Stored data —
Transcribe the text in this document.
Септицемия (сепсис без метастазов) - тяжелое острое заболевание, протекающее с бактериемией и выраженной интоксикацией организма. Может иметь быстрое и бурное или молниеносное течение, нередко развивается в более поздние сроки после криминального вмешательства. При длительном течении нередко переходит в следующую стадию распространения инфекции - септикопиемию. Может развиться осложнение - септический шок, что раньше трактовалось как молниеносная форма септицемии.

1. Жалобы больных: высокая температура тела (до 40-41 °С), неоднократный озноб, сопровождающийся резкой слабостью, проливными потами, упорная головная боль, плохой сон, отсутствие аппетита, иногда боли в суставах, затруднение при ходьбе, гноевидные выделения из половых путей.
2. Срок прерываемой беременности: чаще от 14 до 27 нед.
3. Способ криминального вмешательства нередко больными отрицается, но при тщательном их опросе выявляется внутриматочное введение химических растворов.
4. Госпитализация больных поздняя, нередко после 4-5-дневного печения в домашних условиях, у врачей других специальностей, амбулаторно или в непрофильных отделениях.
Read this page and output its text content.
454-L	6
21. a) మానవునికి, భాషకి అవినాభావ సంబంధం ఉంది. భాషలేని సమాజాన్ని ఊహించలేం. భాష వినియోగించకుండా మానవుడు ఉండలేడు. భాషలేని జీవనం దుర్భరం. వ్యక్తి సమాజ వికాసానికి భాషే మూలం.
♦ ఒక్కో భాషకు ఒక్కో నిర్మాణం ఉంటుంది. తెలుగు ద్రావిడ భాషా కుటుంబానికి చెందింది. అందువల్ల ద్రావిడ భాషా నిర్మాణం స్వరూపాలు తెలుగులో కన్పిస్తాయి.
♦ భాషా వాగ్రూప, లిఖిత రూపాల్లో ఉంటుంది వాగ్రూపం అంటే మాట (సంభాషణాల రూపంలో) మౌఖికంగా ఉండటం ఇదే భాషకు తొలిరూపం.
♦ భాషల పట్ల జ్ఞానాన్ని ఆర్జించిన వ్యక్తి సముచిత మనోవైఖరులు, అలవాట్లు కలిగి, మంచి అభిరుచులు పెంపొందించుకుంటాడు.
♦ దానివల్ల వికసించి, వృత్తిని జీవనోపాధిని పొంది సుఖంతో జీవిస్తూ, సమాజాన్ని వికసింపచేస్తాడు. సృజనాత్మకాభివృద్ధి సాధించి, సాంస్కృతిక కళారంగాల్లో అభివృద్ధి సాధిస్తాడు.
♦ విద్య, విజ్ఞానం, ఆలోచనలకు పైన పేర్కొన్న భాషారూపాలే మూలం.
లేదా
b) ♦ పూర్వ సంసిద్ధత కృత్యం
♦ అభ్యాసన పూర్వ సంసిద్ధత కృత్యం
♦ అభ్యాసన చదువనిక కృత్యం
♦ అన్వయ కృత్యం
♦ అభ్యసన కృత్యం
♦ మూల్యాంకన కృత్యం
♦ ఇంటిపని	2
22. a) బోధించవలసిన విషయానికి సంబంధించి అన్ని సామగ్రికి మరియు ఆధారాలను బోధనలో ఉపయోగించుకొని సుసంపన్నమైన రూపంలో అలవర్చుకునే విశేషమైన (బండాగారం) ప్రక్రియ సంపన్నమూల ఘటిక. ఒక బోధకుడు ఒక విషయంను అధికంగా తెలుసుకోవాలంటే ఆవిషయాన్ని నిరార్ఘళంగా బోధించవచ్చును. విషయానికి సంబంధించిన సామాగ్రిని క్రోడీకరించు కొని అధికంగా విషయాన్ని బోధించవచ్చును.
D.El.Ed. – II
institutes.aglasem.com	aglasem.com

Work instructions — Above are the records; retype every one exactly.

Response to the task —
Transcribe the text in this document.
Септицемия (сепсис без метастазов) - тяжелое острое заболевание, протекающее с бактериемией и выраженной интоксикацией организма. Может иметь быстрое и бурное или молниеносное течение, нередко развивается в более поздние сроки после криминального вмешательства. При длительном течении нередко переходит в следующую стадию распространения инфекции - септикопиемию. Может развиться осложнение - септический шок, что раньше трактовалось как молниеносная форма септицемии.

1. Жалобы больных: высокая температура тела (до 40-41 °С), неоднократный озноб, сопровождающийся резкой слабостью, проливными потами, упорная головная боль, плохой сон, отсутствие аппетита, иногда боли в суставах, затруднение при ходьбе, гноевидные выделения из половых путей.
2. Срок прерываемой беременности: чаще от 14 до 27 нед.
3. Способ криминального вмешательства нередко больными отрицается, но при тщательном их опросе выявляется внутриматочное введение химических растворов.
4. Госпитализация больных поздняя, нередко после 4-5-дневного печения в домашних условиях, у врачей других специальностей, амбулаторно или в непрофильных отделениях.
Read this page and output its text content.
454-L	6
21. a) మానవునికి, భాషకి అవినాభావ సంబంధం ఉంది. భాషలేని సమాజాన్ని ఊహించలేం. భాష వినియోగించకుండా మానవుడు ఉండలేడు. భాషలేని జీవనం దుర్భరం. వ్యక్తి సమాజ వికాసానికి భాషే మూలం.
♦ ఒక్కో భాషకు ఒక్కో నిర్మాణం ఉంటుంది. తెలుగు ద్రావిడ భాషా కుటుంబానికి చెందింది. అందువల్ల ద్రావిడ భాషా నిర్మాణం స్వరూపాలు తెలుగులో కన్పిస్తాయి.
♦ భాషా వాగ్రూప, లిఖిత రూపాల్లో ఉంటుంది వాగ్రూపం అంటే మాట (సంభాషణాల రూపంలో) మౌఖికంగా ఉండటం ఇదే భాషకు తొలిరూపం.
♦ భాషల పట్ల జ్ఞానాన్ని ఆర్జించిన వ్యక్తి సముచిత మనోవైఖరులు, అలవాట్లు కలిగి, మంచి అభిరుచులు పెంపొందించుకుంటాడు.
♦ దానివల్ల వికసించి, వృత్తిని జీవనోపాధిని పొంది సుఖంతో జీవిస్తూ, సమాజాన్ని వికసింపచేస్తాడు. సృజనాత్మకాభివృద్ధి సాధించి, సాంస్కృతిక కళారంగాల్లో అభివృద్ధి సాధిస్తాడు.
♦ విద్య, విజ్ఞానం, ఆలోచనలకు పైన పేర్కొన్న భాషారూపాలే మూలం.
లేదా
b) ♦ పూర్వ సంసిద్ధత కృత్యం
♦ అభ్యాసన పూర్వ సంసిద్ధత కృత్యం
♦ అభ్యాసన చదువనిక కృత్యం
♦ అన్వయ కృత్యం
♦ అభ్యసన కృత్యం
♦ మూల్యాంకన కృత్యం
♦ ఇంటిపని	2
22. a) బోధించవలసిన విషయానికి సంబంధించి అన్ని సామగ్రికి మరియు ఆధారాలను బోధనలో ఉపయోగించుకొని సుసంపన్నమైన రూపంలో అలవర్చుకునే విశేషమైన (బండాగారం) ప్రక్రియ సంపన్నమూల ఘటిక. ఒక బోధకుడు ఒక విషయంను అధికంగా తెలుసుకోవాలంటే ఆవిషయాన్ని నిరార్ఘళంగా బోధించవచ్చును. విషయానికి సంబంధించిన సామాగ్రిని క్రోడీకరించు కొని అధికంగా విషయాన్ని బోధించవచ్చును.
D.El.Ed. – II
institutes.aglasem.com	aglasem.com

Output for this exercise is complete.